> **PROVIDED TEXT**
• • •
When Josie and Gen Parisi made the leap into café ownership a year ago, they knew hospitality was a precarious trade. But they could hardly have anticipated a pandemic like COVID-19 striking just before the first anniversary of taking over Norwood plant-based cafe The Lost Deli.
“For 40 years we had a manufacturing business, making aluminium windows out at Parra Hills,” Josie tells The Adelaide Review. “I just fell in love with the place.”
“It’s been okay but slower – probably about 30 per cent of what we were doing,” Gen says of the COVID-19 downturn. “We’ve picked up a few extra customers because the lady down the road closed, and then a few other people going around looking for something to eat while other cafes are closed. So we’ve picked up some more.”
But those gains are small compared to the Lost Deli’s lost clientele. So, like many hospitality businesses, the restrictions on dining in and wider shutdowns introduced in March have forced them to make many changes, from whittling down their menu to contracting to a skeleton staff.
The Parisis certainly aren’t alone; around the city cafe’s like Minestra in Prospect and Exchange in the east end completely pivoted their business model to takeaway-only, with many supplementing their usual trade by selling essentials like bread and other wholesale items.
But it isn’t simply the trading restrictions that have forced businesses like The Lost Deli to adapt – cafe owners have observed the broader paradigm shift across society to social distancing and working from home take effect from a street level.
“We lost a lot of business; the majority of our trade during the week are workers,” Josie says. “There’s a lot of production companies around the place, offices and IT companies, they’ve all stopped.
“That was a big hit for us, those regulars not coming in, but last week they started coming back and it was so nice to see some of them again. Then there’s the groups of friends who would come in for lunch, or the father who’d catch up with his daughter every Friday.”
• • •
> **RECORDED DATA**

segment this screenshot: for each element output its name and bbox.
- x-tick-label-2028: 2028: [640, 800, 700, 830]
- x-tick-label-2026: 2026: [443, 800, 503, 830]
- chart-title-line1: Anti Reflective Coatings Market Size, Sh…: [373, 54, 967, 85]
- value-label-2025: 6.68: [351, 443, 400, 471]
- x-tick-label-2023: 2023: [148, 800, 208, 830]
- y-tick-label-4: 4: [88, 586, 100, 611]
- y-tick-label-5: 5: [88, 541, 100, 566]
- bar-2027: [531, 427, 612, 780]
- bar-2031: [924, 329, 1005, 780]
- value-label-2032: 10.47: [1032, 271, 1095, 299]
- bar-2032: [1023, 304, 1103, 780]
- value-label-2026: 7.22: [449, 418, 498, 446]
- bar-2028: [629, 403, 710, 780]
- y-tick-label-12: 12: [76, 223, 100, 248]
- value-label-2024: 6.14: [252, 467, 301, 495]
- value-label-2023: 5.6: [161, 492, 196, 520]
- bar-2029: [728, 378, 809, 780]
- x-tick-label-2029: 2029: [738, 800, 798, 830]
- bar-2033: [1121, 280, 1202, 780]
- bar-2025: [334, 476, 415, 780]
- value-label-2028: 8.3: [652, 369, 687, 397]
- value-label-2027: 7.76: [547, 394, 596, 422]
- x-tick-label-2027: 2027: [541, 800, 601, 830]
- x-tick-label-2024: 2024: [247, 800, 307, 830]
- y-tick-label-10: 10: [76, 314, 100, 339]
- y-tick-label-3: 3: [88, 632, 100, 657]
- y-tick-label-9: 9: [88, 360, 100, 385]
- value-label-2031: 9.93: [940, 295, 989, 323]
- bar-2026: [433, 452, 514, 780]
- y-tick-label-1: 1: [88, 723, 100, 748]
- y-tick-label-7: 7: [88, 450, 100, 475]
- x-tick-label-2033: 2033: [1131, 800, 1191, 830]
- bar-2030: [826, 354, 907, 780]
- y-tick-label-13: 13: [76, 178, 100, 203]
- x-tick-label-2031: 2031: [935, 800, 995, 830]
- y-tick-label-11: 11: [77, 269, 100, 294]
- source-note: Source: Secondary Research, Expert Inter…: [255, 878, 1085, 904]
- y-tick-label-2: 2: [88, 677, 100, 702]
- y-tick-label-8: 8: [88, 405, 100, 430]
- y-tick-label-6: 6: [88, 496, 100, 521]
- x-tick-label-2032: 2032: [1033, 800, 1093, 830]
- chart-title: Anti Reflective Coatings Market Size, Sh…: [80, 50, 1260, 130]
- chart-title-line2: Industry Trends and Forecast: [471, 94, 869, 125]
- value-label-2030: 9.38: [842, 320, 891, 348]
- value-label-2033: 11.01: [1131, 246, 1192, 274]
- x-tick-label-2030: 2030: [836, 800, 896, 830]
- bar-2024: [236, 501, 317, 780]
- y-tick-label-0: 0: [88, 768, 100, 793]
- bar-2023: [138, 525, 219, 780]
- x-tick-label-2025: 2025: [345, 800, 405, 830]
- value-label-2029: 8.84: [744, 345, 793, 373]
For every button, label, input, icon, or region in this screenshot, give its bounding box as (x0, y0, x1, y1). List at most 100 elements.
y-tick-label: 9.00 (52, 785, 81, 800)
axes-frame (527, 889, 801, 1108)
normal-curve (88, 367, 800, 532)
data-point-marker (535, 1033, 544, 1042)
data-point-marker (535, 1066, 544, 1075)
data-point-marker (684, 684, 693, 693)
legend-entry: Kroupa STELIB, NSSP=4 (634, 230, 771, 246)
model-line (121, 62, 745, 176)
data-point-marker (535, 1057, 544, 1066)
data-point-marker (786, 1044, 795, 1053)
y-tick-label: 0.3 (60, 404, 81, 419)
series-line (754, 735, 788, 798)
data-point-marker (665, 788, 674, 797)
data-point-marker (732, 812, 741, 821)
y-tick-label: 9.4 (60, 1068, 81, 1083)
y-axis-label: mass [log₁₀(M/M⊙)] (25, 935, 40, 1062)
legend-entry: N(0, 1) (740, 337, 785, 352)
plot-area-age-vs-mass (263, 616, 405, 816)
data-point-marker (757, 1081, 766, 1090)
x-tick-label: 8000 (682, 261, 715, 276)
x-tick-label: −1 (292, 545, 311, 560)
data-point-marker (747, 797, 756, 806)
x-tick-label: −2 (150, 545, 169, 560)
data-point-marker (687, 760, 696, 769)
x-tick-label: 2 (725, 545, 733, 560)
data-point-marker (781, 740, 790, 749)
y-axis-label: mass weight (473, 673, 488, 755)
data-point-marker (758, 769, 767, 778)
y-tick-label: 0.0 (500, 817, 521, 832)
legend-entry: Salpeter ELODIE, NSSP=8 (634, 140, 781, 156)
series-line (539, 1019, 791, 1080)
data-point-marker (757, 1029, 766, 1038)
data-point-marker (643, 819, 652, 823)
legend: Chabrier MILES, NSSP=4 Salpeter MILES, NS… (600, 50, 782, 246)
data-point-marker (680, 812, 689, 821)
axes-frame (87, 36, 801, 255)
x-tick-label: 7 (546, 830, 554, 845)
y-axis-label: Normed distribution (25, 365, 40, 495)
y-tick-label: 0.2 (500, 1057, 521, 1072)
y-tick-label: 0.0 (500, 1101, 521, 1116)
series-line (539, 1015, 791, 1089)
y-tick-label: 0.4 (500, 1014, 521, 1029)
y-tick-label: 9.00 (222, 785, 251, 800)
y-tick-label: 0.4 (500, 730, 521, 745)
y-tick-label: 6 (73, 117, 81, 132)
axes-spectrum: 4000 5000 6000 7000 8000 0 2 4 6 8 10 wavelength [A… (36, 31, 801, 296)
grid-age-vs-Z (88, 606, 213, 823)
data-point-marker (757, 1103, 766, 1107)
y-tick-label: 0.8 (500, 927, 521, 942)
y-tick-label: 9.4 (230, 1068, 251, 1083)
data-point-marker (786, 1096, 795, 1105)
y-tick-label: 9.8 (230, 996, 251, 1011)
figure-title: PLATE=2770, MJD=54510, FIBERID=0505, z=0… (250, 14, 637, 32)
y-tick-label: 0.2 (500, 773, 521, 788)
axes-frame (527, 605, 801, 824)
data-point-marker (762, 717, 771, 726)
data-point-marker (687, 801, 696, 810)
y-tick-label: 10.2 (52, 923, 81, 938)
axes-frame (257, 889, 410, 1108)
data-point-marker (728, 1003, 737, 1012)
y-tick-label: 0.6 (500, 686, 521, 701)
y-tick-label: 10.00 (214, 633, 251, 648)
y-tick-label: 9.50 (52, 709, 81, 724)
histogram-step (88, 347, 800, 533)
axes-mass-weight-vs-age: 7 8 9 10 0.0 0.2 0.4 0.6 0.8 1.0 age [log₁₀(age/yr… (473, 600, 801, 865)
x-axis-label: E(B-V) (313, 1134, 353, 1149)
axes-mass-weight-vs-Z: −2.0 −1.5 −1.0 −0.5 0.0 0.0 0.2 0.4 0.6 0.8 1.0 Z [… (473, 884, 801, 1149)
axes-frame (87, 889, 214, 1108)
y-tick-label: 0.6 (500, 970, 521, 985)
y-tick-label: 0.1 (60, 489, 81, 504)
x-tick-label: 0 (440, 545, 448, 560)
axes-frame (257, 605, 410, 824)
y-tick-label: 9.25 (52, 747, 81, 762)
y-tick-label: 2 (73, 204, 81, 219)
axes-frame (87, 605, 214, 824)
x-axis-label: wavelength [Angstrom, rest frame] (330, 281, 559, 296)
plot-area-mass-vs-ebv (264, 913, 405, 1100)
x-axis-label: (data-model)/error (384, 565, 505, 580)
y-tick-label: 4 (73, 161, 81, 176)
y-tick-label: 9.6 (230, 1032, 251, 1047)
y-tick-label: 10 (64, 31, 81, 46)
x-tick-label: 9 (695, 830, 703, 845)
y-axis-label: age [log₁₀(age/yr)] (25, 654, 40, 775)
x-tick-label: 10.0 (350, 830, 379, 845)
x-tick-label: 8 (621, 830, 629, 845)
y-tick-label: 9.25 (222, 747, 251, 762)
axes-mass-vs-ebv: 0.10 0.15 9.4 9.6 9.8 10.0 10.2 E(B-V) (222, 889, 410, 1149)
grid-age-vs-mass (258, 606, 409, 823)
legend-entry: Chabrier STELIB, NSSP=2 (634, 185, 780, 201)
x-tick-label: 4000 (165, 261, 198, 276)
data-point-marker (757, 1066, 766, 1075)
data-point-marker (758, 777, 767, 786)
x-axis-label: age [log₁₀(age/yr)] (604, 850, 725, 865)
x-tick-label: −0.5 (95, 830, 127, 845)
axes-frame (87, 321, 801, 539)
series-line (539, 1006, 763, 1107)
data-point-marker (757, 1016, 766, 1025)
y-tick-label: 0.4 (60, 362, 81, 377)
• • •
> **COMPLETE THE FOLLOWING**
**1.** According to the article about The Lost Deli, what kind of business did the Parisis run for 40 years before taking over the café?
**2.** Continue the article about The Lost Deli, starting after its final sentence.

> **RESPONSES TO THE EXERCISE**
**1.** A manufacturing business making aluminium windows at Parra Hills.

**2.**
On Tuesday, that started to turn around on their first day of trading since South Australia’s restrictions began to gradually unwind on Monday. With 1.5 metre social distancing measures still in place, most cafes have only been able to add three or four tables at most. But, with more seated dining options to be unlocked in June, it’s a tentative step in the right direction, not only for the health of their books, but the communities these businesses are an important part of.
“It’s nice. Before it was dead – the street was dead, like it has been everywhere,” she says.
“Today we’ve been getting bookings, the phone’s been ringing off the hook,” she says of the handful of newly available outdoor tables – prized real estate once again. “I’ve had bookings for next Friday – I said, ‘you know it’s outside, and it might be raining?’ They say ‘that’s fine’. It’s been good; I have one gentleman who comes in every morning for a coffee, and he was so excited that he could sit outside and actually have breakfast this morning.
“The only thing I haven’t missed is having to drag the tables and stools outside and back in,” she laughs.
Walter is a writer and editor living on Kaurna Country.